┌──
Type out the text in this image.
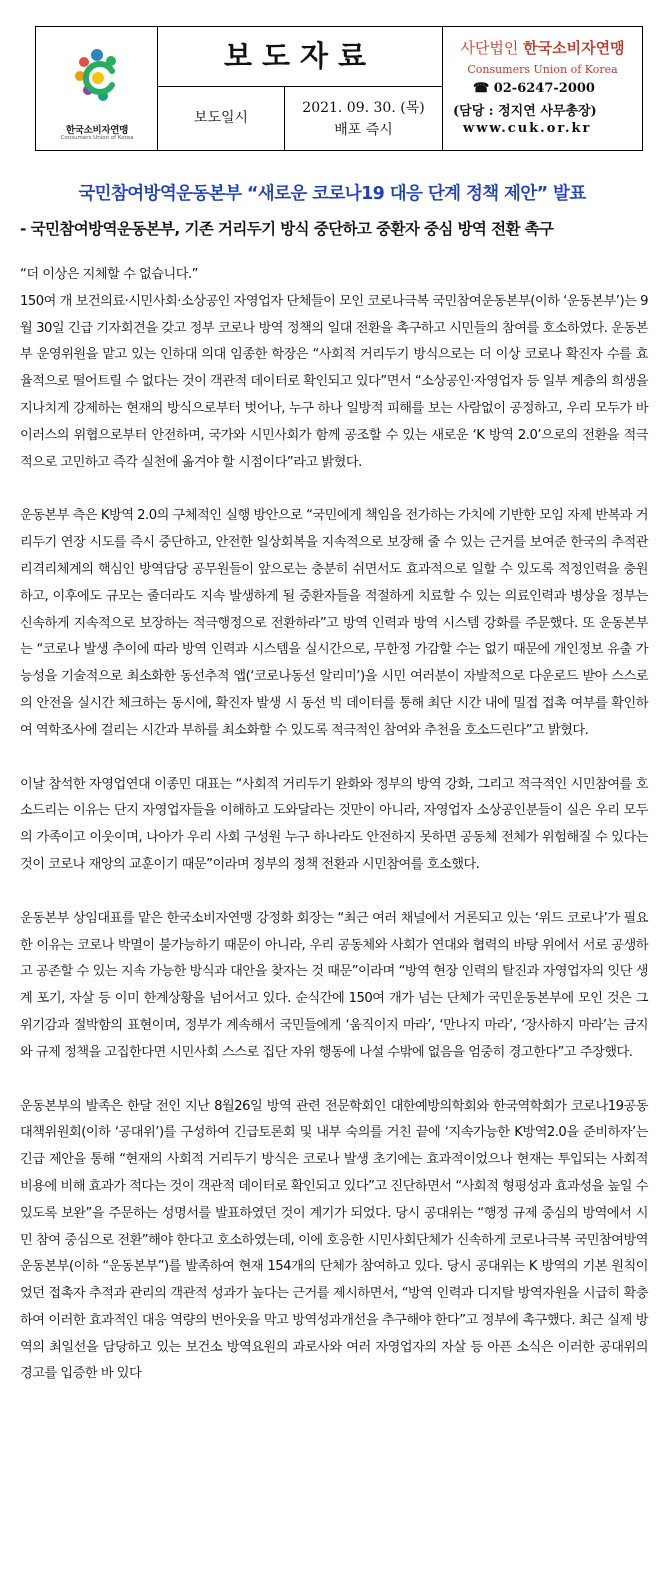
한국소비자연맹
Consumers Union of Korea
보도자료
보도일시
2021. 09. 30. (목)
배포 즉시
사단법인 한국소비자연맹
Consumers Union of Korea
☎ 02-6247-2000
(담당 : 정지연 사무총장)
www.cuk.or.kr
국민참여방역운동본부 “새로운 코로나19 대응 단계 정책 제안” 발표
- 국민참여방역운동본부, 기존 거리두기 방식 중단하고 중환자 중심 방역 전환 촉구

“더 이상은 지체할 수 없습니다.”

150여 개 보건의료·시민사회·소상공인 자영업자 단체들이 모인 코로나극복 국민참여운동본부(이하 ‘운동본부’)는 9월 30일 긴급 기자회견을 갖고 정부 코로나 방역 정책의 일대 전환을 촉구하고 시민들의 참여를 호소하였다. 운동본부 운영위원을 맡고 있는 인하대 의대 임종한 학장은 “사회적 거리두기 방식으로는 더 이상 코로나 확진자 수를 효율적으로 떨어트릴 수 없다는 것이 객관적 데이터로 확인되고 있다”면서 “소상공인·자영업자 등 일부 계층의 희생을 지나치게 강제하는 현재의 방식으로부터 벗어나, 누구 하나 일방적 피해를 보는 사람없이 공정하고, 우리 모두가 바이러스의 위협으로부터 안전하며, 국가와 시민사회가 함께 공조할 수 있는 새로운 ‘K 방역 2.0’으로의 전환을 적극적으로 고민하고 즉각 실천에 옮겨야 할 시점이다”라고 밝혔다.

운동본부 측은 K방역 2.0의 구체적인 실행 방안으로 “국민에게 책임을 전가하는 가치에 기반한 모임 자제 반복과 거리두기 연장 시도를 즉시 중단하고, 안전한 일상회복을 지속적으로 보장해 줄 수 있는 근거를 보여준 한국의 추적관리격리체계의 핵심인 방역담당 공무원들이 앞으로는 충분히 쉬면서도 효과적으로 일할 수 있도록 적정인력을 충원하고, 이후에도 규모는 줄더라도 지속 발생하게 될 중환자들을 적절하게 치료할 수 있는 의료인력과 병상을 정부는 신속하게 지속적으로 보장하는 적극행정으로 전환하라”고 방역 인력과 방역 시스템 강화를 주문했다. 또 운동본부는 “코로나 발생 추이에 따라 방역 인력과 시스템을 실시간으로, 무한정 가감할 수는 없기 때문에 개인정보 유출 가능성을 기술적으로 최소화한 동선추적 앱(‘코로나동선 알리미’)을 시민 여러분이 자발적으로 다운로드 받아 스스로의 안전을 실시간 체크하는 동시에, 확진자 발생 시 동선 빅 데이터를 통해 최단 시간 내에 밀접 접촉 여부를 확인하여 역학조사에 걸리는 시간과 부하를 최소화할 수 있도록 적극적인 참여와 추천을 호소드린다”고 밝혔다.

이날 참석한 자영업연대 이종민 대표는 “사회적 거리두기 완화와 정부의 방역 강화, 그리고 적극적인 시민참여를 호소드리는 이유는 단지 자영업자들을 이해하고 도와달라는 것만이 아니라, 자영업자 소상공인분들이 실은 우리 모두의 가족이고 이웃이며, 나아가 우리 사회 구성원 누구 하나라도 안전하지 못하면 공동체 전체가 위험해질 수 있다는 것이 코로나 재앙의 교훈이기 때문”이라며 정부의 정책 전환과 시민참여를 호소했다.

운동본부 상임대표를 맡은 한국소비자연맹 강정화 회장는 “최근 여러 채널에서 거론되고 있는 ‘위드 코로나’가 필요한 이유는 코로나 박멸이 불가능하기 때문이 아니라, 우리 공동체와 사회가 연대와 협력의 바탕 위에서 서로 공생하고 공존할 수 있는 지속 가능한 방식과 대안을 찾자는 것 때문”이라며 “방역 현장 인력의 탈진과 자영업자의 잇단 생계 포기, 자살 등 이미 한계상황을 넘어서고 있다. 순식간에 150여 개가 넘는 단체가 국민운동본부에 모인 것은 그 위기감과 절박함의 표현이며, 정부가 계속해서 국민들에게 ‘움직이지 마라’, ‘만나지 마라’, ‘장사하지 마라’는 금지와 규제 정책을 고집한다면 시민사회 스스로 집단 자위 행동에 나설 수밖에 없음을 엄중히 경고한다”고 주장했다.

운동본부의 발족은 한달 전인 지난 8월26일 방역 관련 전문학회인 대한예방의학회와 한국역학회가 코로나19공동대책위원회(이하 ‘공대위’)를 구성하여 긴급토론회 및 내부 숙의를 거친 끝에 ‘지속가능한 K방역2.0을 준비하자’는 긴급 제안을 통해 “현재의 사회적 거리두기 방식은 코로나 발생 초기에는 효과적이었으나 현재는 투입되는 사회적 비용에 비해 효과가 적다는 것이 객관적 데이터로 확인되고 있다”고 진단하면서 “사회적 형평성과 효과성을 높일 수 있도록 보완”을 주문하는 성명서를 발표하였던 것이 계기가 되었다. 당시 공대위는 “행정 규제 중심의 방역에서 시민 참여 중심으로 전환”해야 한다고 호소하였는데, 이에 호응한 시민사회단체가 신속하게 코로나극복 국민참여방역운동본부(이하 “운동본부”)를 발족하여 현재 154개의 단체가 참여하고 있다. 당시 공대위는 K 방역의 기본 원칙이었던 접촉자 추적과 관리의 객관적 성과가 높다는 근거를 제시하면서, “방역 인력과 디지탈 방역자원을 시급히 확충하여 이러한 효과적인 대응 역량의 번아웃을 막고 방역성과개선을 추구해야 한다”고 정부에 촉구했다. 최근 실제 방역의 최일선을 담당하고 있는 보건소 방역요원의 과로사와 여러 자영업자의 자살 등 아픈 소식은 이러한 공대위의 경고를 입증한 바 있다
└──
**Problem details:**
Check each line of the entries for the string "한국소비자연맹". Copy the lines that have it.

**Reply:**
한국소비자연맹
사단법인 한국소비자연맹
운동본부 상임대표를 맡은 한국소비자연맹 강정화 회장는 “최근 여러 채널에서 거론되고 있는 ‘위드 코로나’가 필요한 이유는 코로나 박멸이 불가능하기 때문이 아니라, 우리 공동체와 사회가 연대와 협력의 바탕 위에서 서로 공생하고 공존할 수 있는 지속 가능한 방식과 대안을 찾자는 것 때문”이라며 “방역 현장 인력의 탈진과 자영업자의 잇단 생계 포기, 자살 등 이미 한계상황을 넘어서고 있다. 순식간에 150여 개가 넘는 단체가 국민운동본부에 모인 것은 그 위기감과 절박함의 표현이며, 정부가 계속해서 국민들에게 ‘움직이지 마라’, ‘만나지 마라’, ‘장사하지 마라’는 금지와 규제 정책을 고집한다면 시민사회 스스로 집단 자위 행동에 나설 수밖에 없음을 엄중히 경고한다”고 주장했다.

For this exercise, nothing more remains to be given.